**GIVEN ENTRIES:**
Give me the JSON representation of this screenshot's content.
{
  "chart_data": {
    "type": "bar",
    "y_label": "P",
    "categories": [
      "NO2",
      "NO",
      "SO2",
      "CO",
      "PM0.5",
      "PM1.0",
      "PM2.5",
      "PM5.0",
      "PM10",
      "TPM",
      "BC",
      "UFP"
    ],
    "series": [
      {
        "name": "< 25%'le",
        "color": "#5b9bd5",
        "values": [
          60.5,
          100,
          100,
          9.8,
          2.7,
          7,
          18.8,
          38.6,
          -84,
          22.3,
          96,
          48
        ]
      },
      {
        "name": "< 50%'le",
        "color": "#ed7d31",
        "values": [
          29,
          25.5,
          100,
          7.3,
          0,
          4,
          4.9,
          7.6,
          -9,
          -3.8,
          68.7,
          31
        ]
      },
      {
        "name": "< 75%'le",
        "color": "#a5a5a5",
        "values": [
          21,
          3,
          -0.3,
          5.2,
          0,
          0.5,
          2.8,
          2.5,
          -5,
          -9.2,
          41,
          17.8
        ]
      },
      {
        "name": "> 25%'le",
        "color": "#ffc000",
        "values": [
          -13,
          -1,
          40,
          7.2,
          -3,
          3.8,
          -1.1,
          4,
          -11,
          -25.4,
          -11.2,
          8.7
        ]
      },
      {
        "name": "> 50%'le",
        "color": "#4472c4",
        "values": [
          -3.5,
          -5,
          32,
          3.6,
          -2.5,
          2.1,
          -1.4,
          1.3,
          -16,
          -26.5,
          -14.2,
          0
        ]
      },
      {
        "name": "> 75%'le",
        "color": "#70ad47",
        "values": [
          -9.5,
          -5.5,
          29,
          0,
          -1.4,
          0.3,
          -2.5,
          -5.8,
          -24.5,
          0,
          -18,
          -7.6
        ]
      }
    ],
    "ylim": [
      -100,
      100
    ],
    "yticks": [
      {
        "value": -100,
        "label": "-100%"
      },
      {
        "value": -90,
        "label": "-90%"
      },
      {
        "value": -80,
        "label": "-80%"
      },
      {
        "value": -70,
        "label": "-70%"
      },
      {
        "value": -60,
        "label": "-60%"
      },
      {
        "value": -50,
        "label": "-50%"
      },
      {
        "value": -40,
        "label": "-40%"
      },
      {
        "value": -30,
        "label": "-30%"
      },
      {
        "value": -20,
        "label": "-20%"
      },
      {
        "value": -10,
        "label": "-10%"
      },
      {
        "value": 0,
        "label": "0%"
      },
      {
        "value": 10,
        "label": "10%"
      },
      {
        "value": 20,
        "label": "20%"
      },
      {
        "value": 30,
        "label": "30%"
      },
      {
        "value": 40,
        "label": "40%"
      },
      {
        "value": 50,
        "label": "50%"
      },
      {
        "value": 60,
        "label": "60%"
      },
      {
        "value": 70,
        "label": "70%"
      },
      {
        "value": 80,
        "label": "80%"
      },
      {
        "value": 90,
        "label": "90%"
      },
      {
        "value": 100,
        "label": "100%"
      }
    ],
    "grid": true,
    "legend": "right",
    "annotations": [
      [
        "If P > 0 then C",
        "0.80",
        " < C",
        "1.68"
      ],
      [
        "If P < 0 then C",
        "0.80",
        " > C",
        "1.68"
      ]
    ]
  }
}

**WHAT YOU ARE ASKED TO DO:** Repeat the material from above exactly, word for word.

**ANSWER TO THIS TASK:**
Give me the JSON representation of this screenshot's content.
{
  "chart_data": {
    "type": "bar",
    "y_label": "P",
    "categories": [
      "NO2",
      "NO",
      "SO2",
      "CO",
      "PM0.5",
      "PM1.0",
      "PM2.5",
      "PM5.0",
      "PM10",
      "TPM",
      "BC",
      "UFP"
    ],
    "series": [
      {
        "name": "< 25%'le",
        "color": "#5b9bd5",
        "values": [
          60.5,
          100,
          100,
          9.8,
          2.7,
          7,
          18.8,
          38.6,
          -84,
          22.3,
          96,
          48
        ]
      },
      {
        "name": "< 50%'le",
        "color": "#ed7d31",
        "values": [
          29,
          25.5,
          100,
          7.3,
          0,
          4,
          4.9,
          7.6,
          -9,
          -3.8,
          68.7,
          31
        ]
      },
      {
        "name": "< 75%'le",
        "color": "#a5a5a5",
        "values": [
          21,
          3,
          -0.3,
          5.2,
          0,
          0.5,
          2.8,
          2.5,
          -5,
          -9.2,
          41,
          17.8
        ]
      },
      {
        "name": "> 25%'le",
        "color": "#ffc000",
        "values": [
          -13,
          -1,
          40,
          7.2,
          -3,
          3.8,
          -1.1,
          4,
          -11,
          -25.4,
          -11.2,
          8.7
        ]
      },
      {
        "name": "> 50%'le",
        "color": "#4472c4",
        "values": [
          -3.5,
          -5,
          32,
          3.6,
          -2.5,
          2.1,
          -1.4,
          1.3,
          -16,
          -26.5,
          -14.2,
          0
        ]
      },
      {
        "name": "> 75%'le",
        "color": "#70ad47",
        "values": [
          -9.5,
          -5.5,
          29,
          0,
          -1.4,
          0.3,
          -2.5,
          -5.8,
          -24.5,
          0,
          -18,
          -7.6
        ]
      }
    ],
    "ylim": [
      -100,
      100
    ],
    "yticks": [
      {
        "value": -100,
        "label": "-100%"
      },
      {
        "value": -90,
        "label": "-90%"
      },
      {
        "value": -80,
        "label": "-80%"
      },
      {
        "value": -70,
        "label": "-70%"
      },
      {
        "value": -60,
        "label": "-60%"
      },
      {
        "value": -50,
        "label": "-50%"
      },
      {
        "value": -40,
        "label": "-40%"
      },
      {
        "value": -30,
        "label": "-30%"
      },
      {
        "value": -20,
        "label": "-20%"
      },
      {
        "value": -10,
        "label": "-10%"
      },
      {
        "value": 0,
        "label": "0%"
      },
      {
        "value": 10,
        "label": "10%"
      },
      {
        "value": 20,
        "label": "20%"
      },
      {
        "value": 30,
        "label": "30%"
      },
      {
        "value": 40,
        "label": "40%"
      },
      {
        "value": 50,
        "label": "50%"
      },
      {
        "value": 60,
        "label": "60%"
      },
      {
        "value": 70,
        "label": "70%"
      },
      {
        "value": 80,
        "label": "80%"
      },
      {
        "value": 90,
        "label": "90%"
      },
      {
        "value": 100,
        "label": "100%"
      }
    ],
    "grid": true,
    "legend": "right",
    "annotations": [
      [
        "If P > 0 then C",
        "0.80",
        " < C",
        "1.68"
      ],
      [
        "If P < 0 then C",
        "0.80",
        " > C",
        "1.68"
      ]
    ]
  }
}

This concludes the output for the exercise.